[Stored data]
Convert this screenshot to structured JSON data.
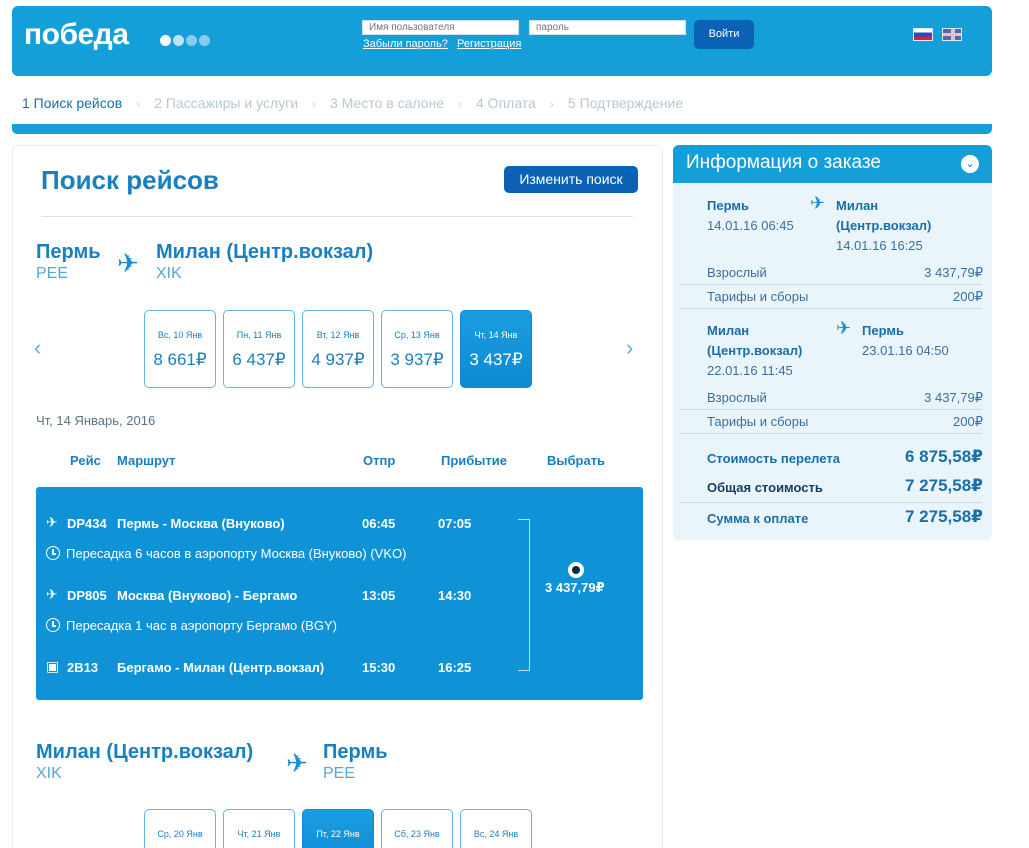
{
  "header": {
    "logo": "победа",
    "username_placeholder": "Имя пользователя",
    "password_placeholder": "пароль",
    "forgot_password": "Забыли пароль?",
    "register": "Регистрация",
    "login_button": "Войти"
  },
  "steps": [
    "1 Поиск рейсов",
    "2 Пассажиры и услуги",
    "3 Место в салоне",
    "4 Оплата",
    "5 Подтверждение"
  ],
  "main": {
    "title": "Поиск рейсов",
    "change_search": "Изменить поиск",
    "outbound": {
      "from_city": "Пермь",
      "from_code": "PEE",
      "to_city": "Милан (Центр.вокзал)",
      "to_code": "XIK",
      "dates": [
        {
          "label": "Вс, 10 Янв",
          "price": "8 661₽"
        },
        {
          "label": "Пн, 11 Янв",
          "price": "6 437₽"
        },
        {
          "label": "Вт, 12 Янв",
          "price": "4 937₽"
        },
        {
          "label": "Ср, 13 Янв",
          "price": "3 937₽"
        },
        {
          "label": "Чт, 14 Янв",
          "price": "3 437₽"
        }
      ],
      "date_heading": "Чт, 14 Январь, 2016"
    },
    "columns": {
      "flight": "Рейс",
      "route": "Маршрут",
      "dep": "Отпр",
      "arr": "Прибытие",
      "select": "Выбрать"
    },
    "flight_option": {
      "segments": [
        {
          "number": "DP434",
          "route": "Пермь - Москва (Внуково)",
          "dep": "06:45",
          "arr": "07:05"
        },
        {
          "number": "DP805",
          "route": "Москва (Внуково) - Бергамо",
          "dep": "13:05",
          "arr": "14:30"
        },
        {
          "number": "2B13",
          "route": "Бергамо - Милан (Центр.вокзал)",
          "dep": "15:30",
          "arr": "16:25"
        }
      ],
      "transfers": [
        "Пересадка 6 часов в аэропорту Москва (Внуково) (VKO)",
        "Пересадка 1 час в аэропорту Бергамо (BGY)"
      ],
      "price": "3 437,79₽"
    },
    "return": {
      "from_city": "Милан (Центр.вокзал)",
      "from_code": "XIK",
      "to_city": "Пермь",
      "to_code": "PEE",
      "dates": [
        {
          "label": "Ср, 20 Янв"
        },
        {
          "label": "Чт, 21 Янв"
        },
        {
          "label": "Пт, 22 Янв"
        },
        {
          "label": "Сб, 23 Янв"
        },
        {
          "label": "Вс, 24 Янв"
        }
      ]
    }
  },
  "order": {
    "title": "Информация о заказе",
    "outbound": {
      "from": "Пермь",
      "from_datetime": "14.01.16 06:45",
      "to_line1": "Милан",
      "to_line2": "(Центр.вокзал)",
      "to_datetime": "14.01.16 16:25",
      "adult_label": "Взрослый",
      "adult_value": "3 437,79₽",
      "fees_label": "Тарифы и сборы",
      "fees_value": "200₽"
    },
    "return": {
      "from_line1": "Милан",
      "from_line2": "(Центр.вокзал)",
      "from_datetime": "22.01.16 11:45",
      "to": "Пермь",
      "to_datetime": "23.01.16 04:50",
      "adult_label": "Взрослый",
      "adult_value": "3 437,79₽",
      "fees_label": "Тарифы и сборы",
      "fees_value": "200₽"
    },
    "flight_cost_label": "Стоимость перелета",
    "flight_cost_value": "6 875,58₽",
    "total_label": "Общая стоимость",
    "total_value": "7 275,58₽",
    "pay_label": "Сумма к оплате",
    "pay_value": "7 275,58₽"
  }
}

| Your instructions |
Pictures are not part of the copy; reproduce everything else in the records exactly.

| Result of the task |
Convert this screenshot to structured JSON data.
{
  "header": {
    "logo": "победа",
    "username_placeholder": "Имя пользователя",
    "password_placeholder": "пароль",
    "forgot_password": "Забыли пароль?",
    "register": "Регистрация",
    "login_button": "Войти"
  },
  "steps": [
    "1 Поиск рейсов",
    "2 Пассажиры и услуги",
    "3 Место в салоне",
    "4 Оплата",
    "5 Подтверждение"
  ],
  "main": {
    "title": "Поиск рейсов",
    "change_search": "Изменить поиск",
    "outbound": {
      "from_city": "Пермь",
      "from_code": "PEE",
      "to_city": "Милан (Центр.вокзал)",
      "to_code": "XIK",
      "dates": [
        {
          "label": "Вс, 10 Янв",
          "price": "8 661₽"
        },
        {
          "label": "Пн, 11 Янв",
          "price": "6 437₽"
        },
        {
          "label": "Вт, 12 Янв",
          "price": "4 937₽"
        },
        {
          "label": "Ср, 13 Янв",
          "price": "3 937₽"
        },
        {
          "label": "Чт, 14 Янв",
          "price": "3 437₽"
        }
      ],
      "date_heading": "Чт, 14 Январь, 2016"
    },
    "columns": {
      "flight": "Рейс",
      "route": "Маршрут",
      "dep": "Отпр",
      "arr": "Прибытие",
      "select": "Выбрать"
    },
    "flight_option": {
      "segments": [
        {
          "number": "DP434",
          "route": "Пермь - Москва (Внуково)",
          "dep": "06:45",
          "arr": "07:05"
        },
        {
          "number": "DP805",
          "route": "Москва (Внуково) - Бергамо",
          "dep": "13:05",
          "arr": "14:30"
        },
        {
          "number": "2B13",
          "route": "Бергамо - Милан (Центр.вокзал)",
          "dep": "15:30",
          "arr": "16:25"
        }
      ],
      "transfers": [
        "Пересадка 6 часов в аэропорту Москва (Внуково) (VKO)",
        "Пересадка 1 час в аэропорту Бергамо (BGY)"
      ],
      "price": "3 437,79₽"
    },
    "return": {
      "from_city": "Милан (Центр.вокзал)",
      "from_code": "XIK",
      "to_city": "Пермь",
      "to_code": "PEE",
      "dates": [
        {
          "label": "Ср, 20 Янв"
        },
        {
          "label": "Чт, 21 Янв"
        },
        {
          "label": "Пт, 22 Янв"
        },
        {
          "label": "Сб, 23 Янв"
        },
        {
          "label": "Вс, 24 Янв"
        }
      ]
    }
  },
  "order": {
    "title": "Информация о заказе",
    "outbound": {
      "from": "Пермь",
      "from_datetime": "14.01.16 06:45",
      "to_line1": "Милан",
      "to_line2": "(Центр.вокзал)",
      "to_datetime": "14.01.16 16:25",
      "adult_label": "Взрослый",
      "adult_value": "3 437,79₽",
      "fees_label": "Тарифы и сборы",
      "fees_value": "200₽"
    },
    "return": {
      "from_line1": "Милан",
      "from_line2": "(Центр.вокзал)",
      "from_datetime": "22.01.16 11:45",
      "to": "Пермь",
      "to_datetime": "23.01.16 04:50",
      "adult_label": "Взрослый",
      "adult_value": "3 437,79₽",
      "fees_label": "Тарифы и сборы",
      "fees_value": "200₽"
    },
    "flight_cost_label": "Стоимость перелета",
    "flight_cost_value": "6 875,58₽",
    "total_label": "Общая стоимость",
    "total_value": "7 275,58₽",
    "pay_label": "Сумма к оплате",
    "pay_value": "7 275,58₽"
  }
}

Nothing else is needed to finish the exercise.